# WHAT THE EXERCISE ASKS
From the entries below, please gather each line containing the string "quote".

(Source records)
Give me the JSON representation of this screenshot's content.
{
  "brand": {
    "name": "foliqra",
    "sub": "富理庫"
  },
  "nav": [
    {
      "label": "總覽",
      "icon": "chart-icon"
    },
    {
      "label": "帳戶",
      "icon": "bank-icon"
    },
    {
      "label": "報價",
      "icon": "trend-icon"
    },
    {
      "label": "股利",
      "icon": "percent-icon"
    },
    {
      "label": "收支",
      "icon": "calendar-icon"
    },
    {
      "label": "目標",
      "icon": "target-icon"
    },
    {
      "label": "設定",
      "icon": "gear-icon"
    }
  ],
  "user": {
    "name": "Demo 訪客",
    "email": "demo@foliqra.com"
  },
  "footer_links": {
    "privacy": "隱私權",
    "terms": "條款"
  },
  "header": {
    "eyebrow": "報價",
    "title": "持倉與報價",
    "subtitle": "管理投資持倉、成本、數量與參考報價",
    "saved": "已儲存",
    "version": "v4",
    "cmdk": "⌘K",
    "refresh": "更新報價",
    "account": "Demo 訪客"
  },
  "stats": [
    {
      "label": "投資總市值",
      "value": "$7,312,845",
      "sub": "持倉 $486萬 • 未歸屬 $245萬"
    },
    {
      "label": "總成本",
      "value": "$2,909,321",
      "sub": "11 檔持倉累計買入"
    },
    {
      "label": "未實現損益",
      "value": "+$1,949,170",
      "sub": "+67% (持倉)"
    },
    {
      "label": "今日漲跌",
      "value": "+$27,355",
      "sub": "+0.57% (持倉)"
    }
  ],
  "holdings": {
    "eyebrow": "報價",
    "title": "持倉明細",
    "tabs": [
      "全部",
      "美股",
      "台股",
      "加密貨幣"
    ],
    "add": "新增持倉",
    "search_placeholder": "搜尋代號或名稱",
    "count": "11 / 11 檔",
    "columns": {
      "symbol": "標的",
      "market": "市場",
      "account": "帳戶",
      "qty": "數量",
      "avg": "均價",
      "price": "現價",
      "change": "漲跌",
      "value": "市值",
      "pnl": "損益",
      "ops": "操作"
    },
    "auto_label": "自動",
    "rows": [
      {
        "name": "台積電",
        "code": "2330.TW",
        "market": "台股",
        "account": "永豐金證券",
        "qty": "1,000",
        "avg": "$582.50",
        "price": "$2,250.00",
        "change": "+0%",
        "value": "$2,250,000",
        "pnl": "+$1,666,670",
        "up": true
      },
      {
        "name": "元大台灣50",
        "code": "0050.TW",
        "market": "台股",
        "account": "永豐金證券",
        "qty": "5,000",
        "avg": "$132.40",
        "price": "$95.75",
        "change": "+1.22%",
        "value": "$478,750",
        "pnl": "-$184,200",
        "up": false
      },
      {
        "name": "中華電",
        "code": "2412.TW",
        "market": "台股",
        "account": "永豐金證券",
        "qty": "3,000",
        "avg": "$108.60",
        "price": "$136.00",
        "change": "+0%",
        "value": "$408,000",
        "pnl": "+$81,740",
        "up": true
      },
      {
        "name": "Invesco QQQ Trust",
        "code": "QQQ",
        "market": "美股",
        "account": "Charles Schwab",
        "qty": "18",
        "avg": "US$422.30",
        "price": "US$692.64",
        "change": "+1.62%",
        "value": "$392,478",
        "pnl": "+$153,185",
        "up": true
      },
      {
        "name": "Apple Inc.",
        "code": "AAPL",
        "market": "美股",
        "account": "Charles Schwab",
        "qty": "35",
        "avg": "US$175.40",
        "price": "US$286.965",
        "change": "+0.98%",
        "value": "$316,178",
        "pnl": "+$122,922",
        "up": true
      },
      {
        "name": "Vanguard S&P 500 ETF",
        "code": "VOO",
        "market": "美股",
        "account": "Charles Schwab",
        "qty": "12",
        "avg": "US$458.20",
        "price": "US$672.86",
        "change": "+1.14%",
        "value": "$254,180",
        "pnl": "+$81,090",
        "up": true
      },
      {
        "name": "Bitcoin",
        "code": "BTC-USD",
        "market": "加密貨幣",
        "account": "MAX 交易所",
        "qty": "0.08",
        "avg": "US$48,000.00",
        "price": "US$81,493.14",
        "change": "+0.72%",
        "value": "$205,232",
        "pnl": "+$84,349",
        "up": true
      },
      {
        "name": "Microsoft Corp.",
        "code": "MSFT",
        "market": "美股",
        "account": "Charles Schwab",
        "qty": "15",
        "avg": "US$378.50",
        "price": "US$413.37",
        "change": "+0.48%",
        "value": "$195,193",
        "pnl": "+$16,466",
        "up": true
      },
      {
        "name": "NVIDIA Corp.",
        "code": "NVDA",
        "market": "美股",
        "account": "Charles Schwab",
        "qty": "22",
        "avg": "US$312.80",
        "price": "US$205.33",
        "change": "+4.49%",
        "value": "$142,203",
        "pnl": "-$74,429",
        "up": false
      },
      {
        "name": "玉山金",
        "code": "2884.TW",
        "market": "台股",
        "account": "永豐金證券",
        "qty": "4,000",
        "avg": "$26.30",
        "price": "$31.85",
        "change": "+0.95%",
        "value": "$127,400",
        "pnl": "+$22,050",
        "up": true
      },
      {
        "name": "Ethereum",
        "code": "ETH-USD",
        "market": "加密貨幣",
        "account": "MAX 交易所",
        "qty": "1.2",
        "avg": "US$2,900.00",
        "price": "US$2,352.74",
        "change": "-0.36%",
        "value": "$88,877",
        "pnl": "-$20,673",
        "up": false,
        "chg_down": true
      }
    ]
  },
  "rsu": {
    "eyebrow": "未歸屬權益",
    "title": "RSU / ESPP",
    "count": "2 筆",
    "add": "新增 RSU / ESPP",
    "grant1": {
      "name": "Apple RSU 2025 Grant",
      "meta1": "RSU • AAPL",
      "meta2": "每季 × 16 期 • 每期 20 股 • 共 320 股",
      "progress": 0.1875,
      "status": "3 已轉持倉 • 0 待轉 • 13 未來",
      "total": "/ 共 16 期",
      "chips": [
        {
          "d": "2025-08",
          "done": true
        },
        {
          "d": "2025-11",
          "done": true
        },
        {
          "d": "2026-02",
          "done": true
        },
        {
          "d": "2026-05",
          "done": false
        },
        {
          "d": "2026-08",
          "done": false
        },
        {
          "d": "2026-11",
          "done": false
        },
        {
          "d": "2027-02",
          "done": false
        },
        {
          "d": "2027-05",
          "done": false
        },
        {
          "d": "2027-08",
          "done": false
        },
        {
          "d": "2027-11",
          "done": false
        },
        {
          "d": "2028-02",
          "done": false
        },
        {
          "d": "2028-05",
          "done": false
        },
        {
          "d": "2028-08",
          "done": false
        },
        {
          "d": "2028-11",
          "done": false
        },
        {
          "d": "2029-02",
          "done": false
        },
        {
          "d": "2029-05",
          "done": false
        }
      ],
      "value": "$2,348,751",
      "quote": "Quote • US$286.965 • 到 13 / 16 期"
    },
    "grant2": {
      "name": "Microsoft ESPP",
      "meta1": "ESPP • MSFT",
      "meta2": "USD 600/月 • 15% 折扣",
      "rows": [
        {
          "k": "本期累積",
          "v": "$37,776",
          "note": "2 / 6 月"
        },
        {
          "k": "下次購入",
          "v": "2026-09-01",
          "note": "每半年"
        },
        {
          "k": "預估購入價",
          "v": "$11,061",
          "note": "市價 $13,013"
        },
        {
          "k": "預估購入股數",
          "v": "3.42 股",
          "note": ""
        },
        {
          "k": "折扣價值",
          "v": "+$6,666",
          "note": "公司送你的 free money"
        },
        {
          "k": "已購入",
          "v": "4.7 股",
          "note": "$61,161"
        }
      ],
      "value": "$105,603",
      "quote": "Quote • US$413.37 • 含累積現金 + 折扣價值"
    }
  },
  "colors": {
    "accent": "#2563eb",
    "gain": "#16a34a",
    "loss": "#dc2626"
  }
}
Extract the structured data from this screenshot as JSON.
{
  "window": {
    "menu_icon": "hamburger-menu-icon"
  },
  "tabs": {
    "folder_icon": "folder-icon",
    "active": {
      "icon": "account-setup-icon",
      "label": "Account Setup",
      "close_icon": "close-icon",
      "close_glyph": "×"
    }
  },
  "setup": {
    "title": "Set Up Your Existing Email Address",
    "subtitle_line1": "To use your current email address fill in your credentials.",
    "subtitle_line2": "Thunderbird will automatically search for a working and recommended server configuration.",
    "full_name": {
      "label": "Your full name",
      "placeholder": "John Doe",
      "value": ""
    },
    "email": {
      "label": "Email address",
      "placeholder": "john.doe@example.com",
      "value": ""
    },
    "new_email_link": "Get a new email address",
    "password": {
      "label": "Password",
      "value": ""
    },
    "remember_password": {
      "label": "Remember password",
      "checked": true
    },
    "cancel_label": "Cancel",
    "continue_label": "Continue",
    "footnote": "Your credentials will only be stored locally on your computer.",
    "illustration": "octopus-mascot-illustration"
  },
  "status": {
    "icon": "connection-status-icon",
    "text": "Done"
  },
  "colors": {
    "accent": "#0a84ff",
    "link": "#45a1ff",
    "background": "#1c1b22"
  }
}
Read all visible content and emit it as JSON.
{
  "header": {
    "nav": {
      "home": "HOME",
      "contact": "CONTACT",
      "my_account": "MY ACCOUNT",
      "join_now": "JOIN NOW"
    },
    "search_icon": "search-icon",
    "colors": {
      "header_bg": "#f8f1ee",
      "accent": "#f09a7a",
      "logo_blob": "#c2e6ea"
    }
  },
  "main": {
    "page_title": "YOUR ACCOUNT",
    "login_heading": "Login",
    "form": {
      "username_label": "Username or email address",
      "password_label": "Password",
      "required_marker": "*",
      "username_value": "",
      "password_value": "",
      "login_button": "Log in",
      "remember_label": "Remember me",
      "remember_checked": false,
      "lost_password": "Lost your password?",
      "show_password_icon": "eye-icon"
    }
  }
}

# RESPONSE
      "quote": "Quote • US$286.965 • 到 13 / 16 期"
      "quote": "Quote • US$413.37 • 含累積現金 + 折扣價值"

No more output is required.